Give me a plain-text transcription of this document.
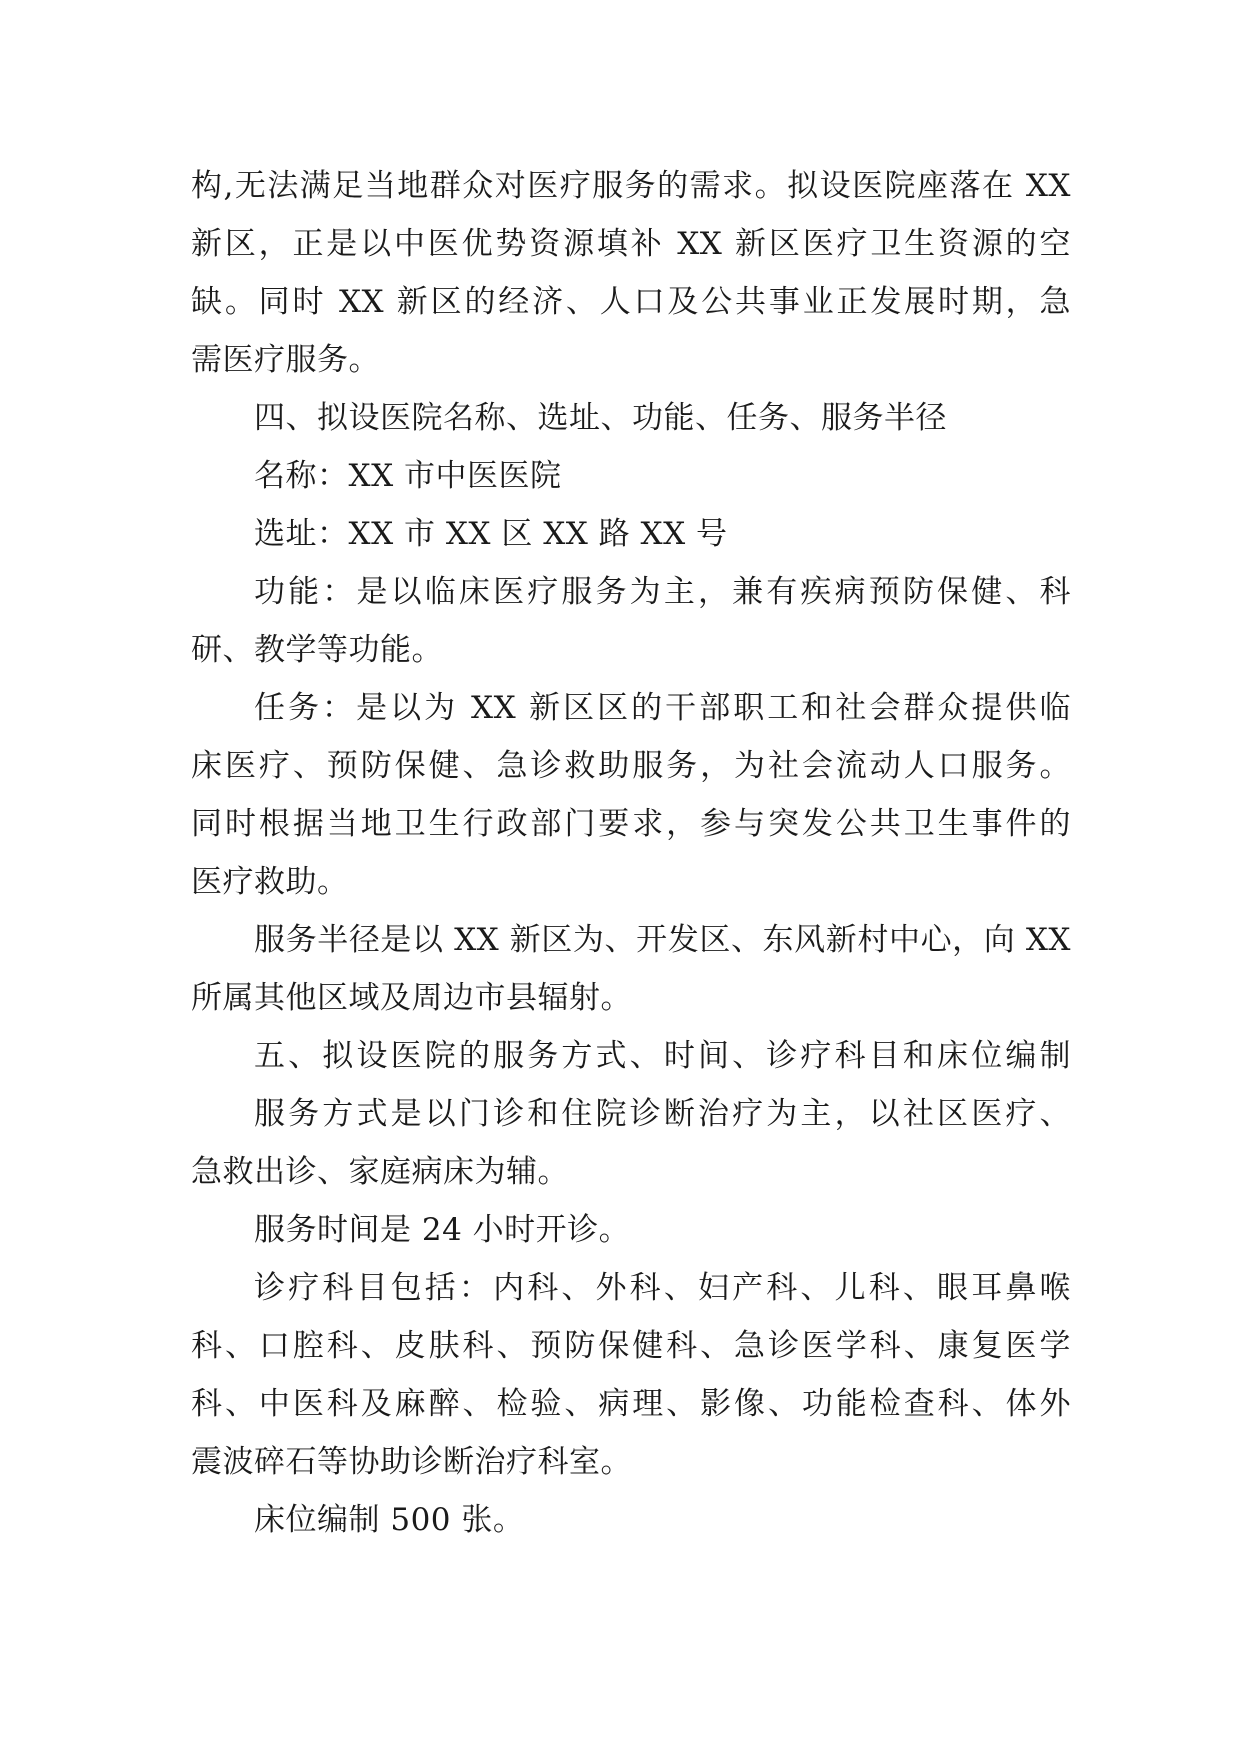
构,无法满足当地群众对医疗服务的需求。拟设医院座落在 XX
新区，正是以中医优势资源填补 XX 新区医疗卫生资源的空
缺。同时 XX 新区的经济、人口及公共事业正发展时期，急
需医疗服务。
四、拟设医院名称、选址、功能、任务、服务半径
名称：XX 市中医医院
选址：XX 市 XX 区 XX 路 XX 号
功能：是以临床医疗服务为主，兼有疾病预防保健、科
研、教学等功能。
任务：是以为 XX 新区区的干部职工和社会群众提供临
床医疗、预防保健、急诊救助服务，为社会流动人口服务。
同时根据当地卫生行政部门要求，参与突发公共卫生事件的
医疗救助。
服务半径是以 XX 新区为、开发区、东风新村中心，向 XX
所属其他区域及周边市县辐射。
五、拟设医院的服务方式、时间、诊疗科目和床位编制
服务方式是以门诊和住院诊断治疗为主，以社区医疗、
急救出诊、家庭病床为辅。
服务时间是 24 小时开诊。
诊疗科目包括：内科、外科、妇产科、儿科、眼耳鼻喉
科、口腔科、皮肤科、预防保健科、急诊医学科、康复医学
科、中医科及麻醉、检验、病理、影像、功能检查科、体外
震波碎石等协助诊断治疗科室。
床位编制 500 张。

Exercise objective.
Copy the data character for character, but drop all pictures from the copy.

Response.
Give me a plain-text transcription of this document.
构,无法满足当地群众对医疗服务的需求。拟设医院座落在 XX
新区，正是以中医优势资源填补 XX 新区医疗卫生资源的空
缺。同时 XX 新区的经济、人口及公共事业正发展时期，急
需医疗服务。
四、拟设医院名称、选址、功能、任务、服务半径
名称：XX 市中医医院
选址：XX 市 XX 区 XX 路 XX 号
功能：是以临床医疗服务为主，兼有疾病预防保健、科
研、教学等功能。
任务：是以为 XX 新区区的干部职工和社会群众提供临
床医疗、预防保健、急诊救助服务，为社会流动人口服务。
同时根据当地卫生行政部门要求，参与突发公共卫生事件的
医疗救助。
服务半径是以 XX 新区为、开发区、东风新村中心，向 XX
所属其他区域及周边市县辐射。
五、拟设医院的服务方式、时间、诊疗科目和床位编制
服务方式是以门诊和住院诊断治疗为主，以社区医疗、
急救出诊、家庭病床为辅。
服务时间是 24 小时开诊。
诊疗科目包括：内科、外科、妇产科、儿科、眼耳鼻喉
科、口腔科、皮肤科、预防保健科、急诊医学科、康复医学
科、中医科及麻醉、检验、病理、影像、功能检查科、体外
震波碎石等协助诊断治疗科室。
床位编制 500 张。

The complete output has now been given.